◆ **Task to complete**
Without further comment, state how many lines in the listing below contain the word "this".

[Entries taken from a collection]
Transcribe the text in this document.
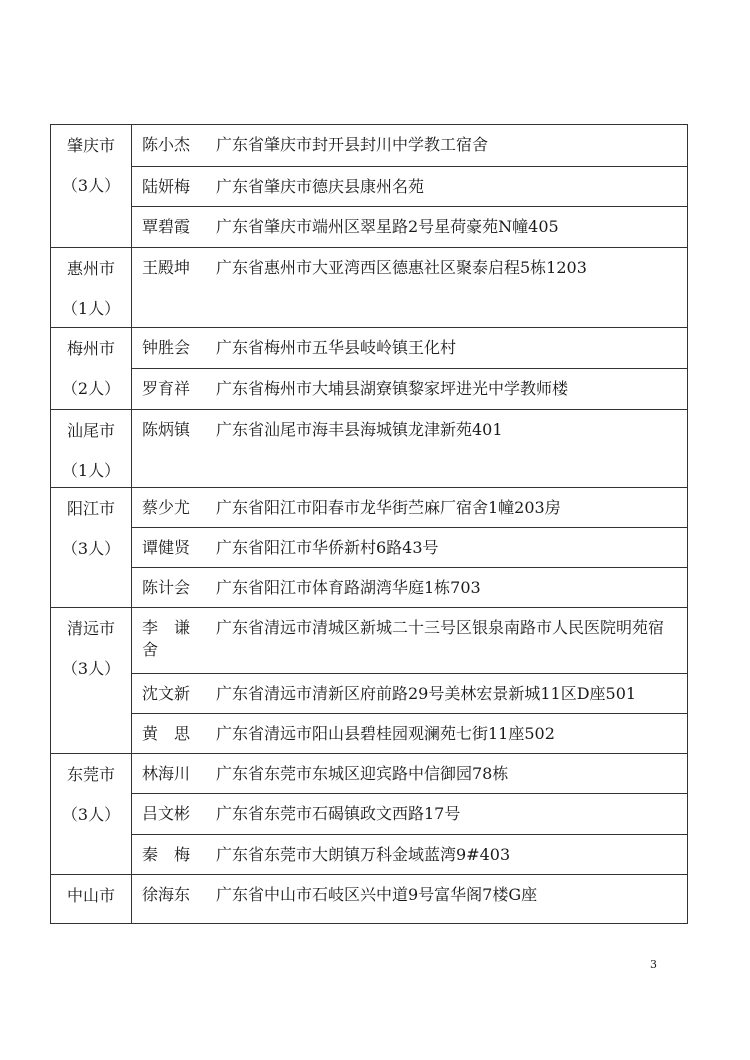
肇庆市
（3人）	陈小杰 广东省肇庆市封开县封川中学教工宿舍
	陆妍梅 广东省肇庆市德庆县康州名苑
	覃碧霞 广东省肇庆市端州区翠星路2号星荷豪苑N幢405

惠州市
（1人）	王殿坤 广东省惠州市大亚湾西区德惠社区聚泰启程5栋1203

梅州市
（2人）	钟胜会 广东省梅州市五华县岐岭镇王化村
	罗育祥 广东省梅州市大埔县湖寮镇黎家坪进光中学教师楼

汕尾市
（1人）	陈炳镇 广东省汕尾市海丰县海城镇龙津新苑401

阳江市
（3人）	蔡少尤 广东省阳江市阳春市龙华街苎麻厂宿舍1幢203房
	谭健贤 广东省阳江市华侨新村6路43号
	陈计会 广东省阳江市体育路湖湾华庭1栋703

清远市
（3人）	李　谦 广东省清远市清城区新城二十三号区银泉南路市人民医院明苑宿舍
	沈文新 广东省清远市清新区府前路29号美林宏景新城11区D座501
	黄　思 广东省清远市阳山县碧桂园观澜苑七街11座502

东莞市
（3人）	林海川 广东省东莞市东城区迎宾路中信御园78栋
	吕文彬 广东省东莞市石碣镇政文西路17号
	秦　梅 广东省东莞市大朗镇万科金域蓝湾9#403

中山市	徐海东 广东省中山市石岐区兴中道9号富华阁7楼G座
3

--

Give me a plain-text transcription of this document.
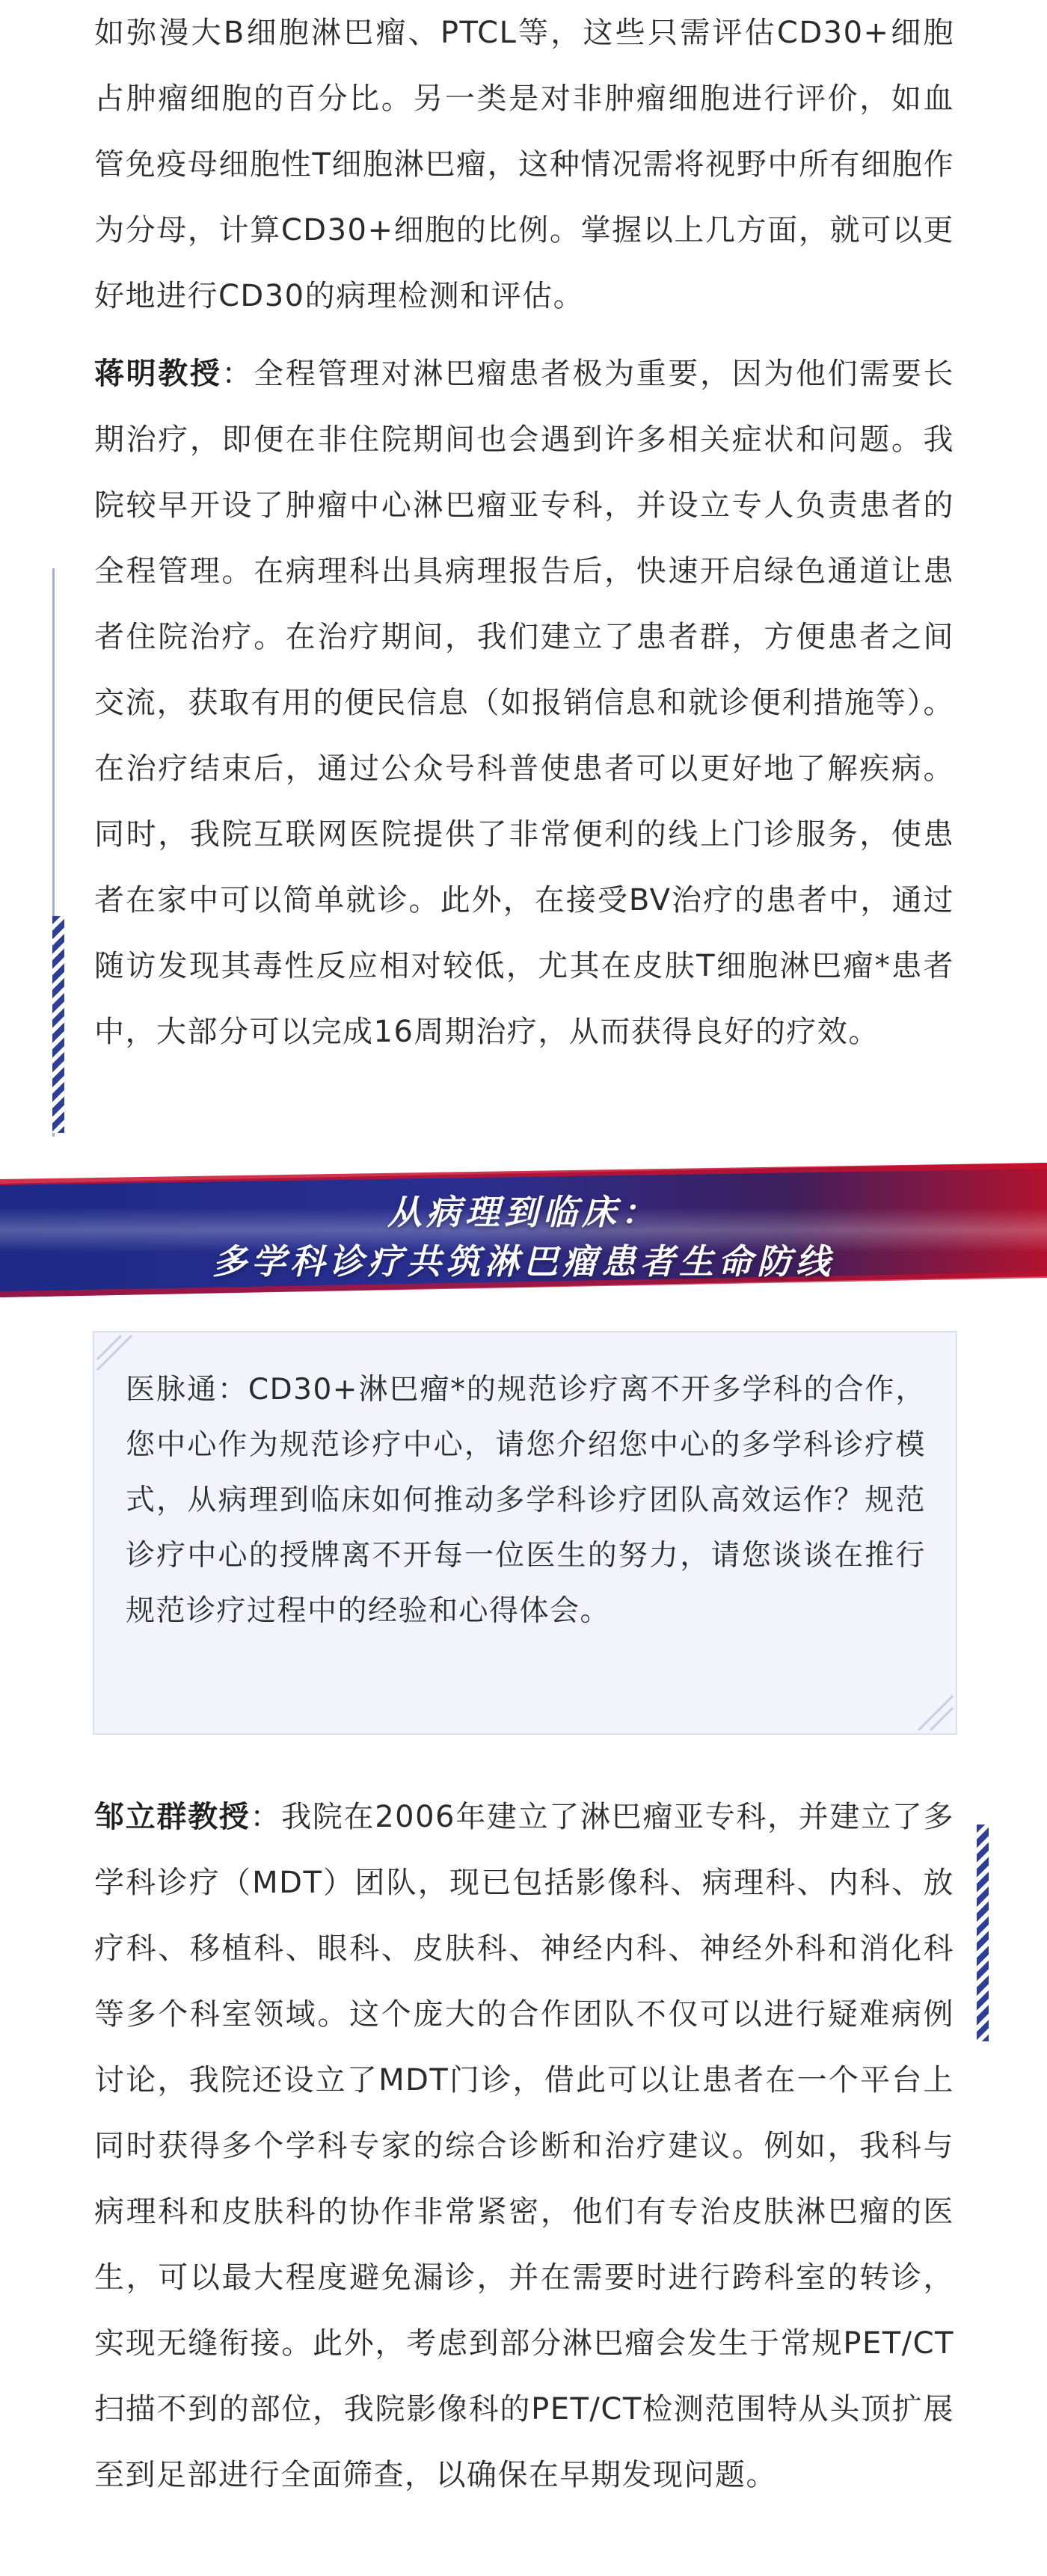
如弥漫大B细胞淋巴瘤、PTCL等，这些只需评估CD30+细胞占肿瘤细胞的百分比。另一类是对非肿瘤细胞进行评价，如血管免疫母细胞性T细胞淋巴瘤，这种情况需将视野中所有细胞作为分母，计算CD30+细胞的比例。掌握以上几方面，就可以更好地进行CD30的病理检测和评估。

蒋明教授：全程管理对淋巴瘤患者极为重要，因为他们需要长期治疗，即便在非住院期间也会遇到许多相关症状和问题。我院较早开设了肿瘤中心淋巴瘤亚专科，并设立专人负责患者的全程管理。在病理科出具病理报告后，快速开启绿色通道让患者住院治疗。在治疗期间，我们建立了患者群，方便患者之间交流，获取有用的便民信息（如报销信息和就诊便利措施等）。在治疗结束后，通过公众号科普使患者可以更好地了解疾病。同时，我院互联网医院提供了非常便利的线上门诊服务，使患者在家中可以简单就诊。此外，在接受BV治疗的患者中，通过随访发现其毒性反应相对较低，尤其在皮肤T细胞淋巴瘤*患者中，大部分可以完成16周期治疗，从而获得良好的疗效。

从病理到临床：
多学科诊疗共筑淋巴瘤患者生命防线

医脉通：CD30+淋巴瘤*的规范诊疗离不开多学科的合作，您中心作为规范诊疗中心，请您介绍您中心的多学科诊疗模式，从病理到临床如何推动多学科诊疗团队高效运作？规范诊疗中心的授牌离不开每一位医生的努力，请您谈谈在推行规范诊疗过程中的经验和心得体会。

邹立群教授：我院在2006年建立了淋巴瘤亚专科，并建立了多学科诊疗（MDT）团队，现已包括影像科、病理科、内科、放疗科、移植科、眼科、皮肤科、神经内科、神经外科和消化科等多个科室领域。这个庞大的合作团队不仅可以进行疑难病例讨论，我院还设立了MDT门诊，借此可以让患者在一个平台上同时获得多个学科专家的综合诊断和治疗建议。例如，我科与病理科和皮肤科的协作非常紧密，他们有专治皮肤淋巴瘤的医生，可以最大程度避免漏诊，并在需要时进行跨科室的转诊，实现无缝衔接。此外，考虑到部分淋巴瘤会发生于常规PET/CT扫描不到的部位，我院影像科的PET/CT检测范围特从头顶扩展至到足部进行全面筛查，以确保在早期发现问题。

◆ **Written solution**
2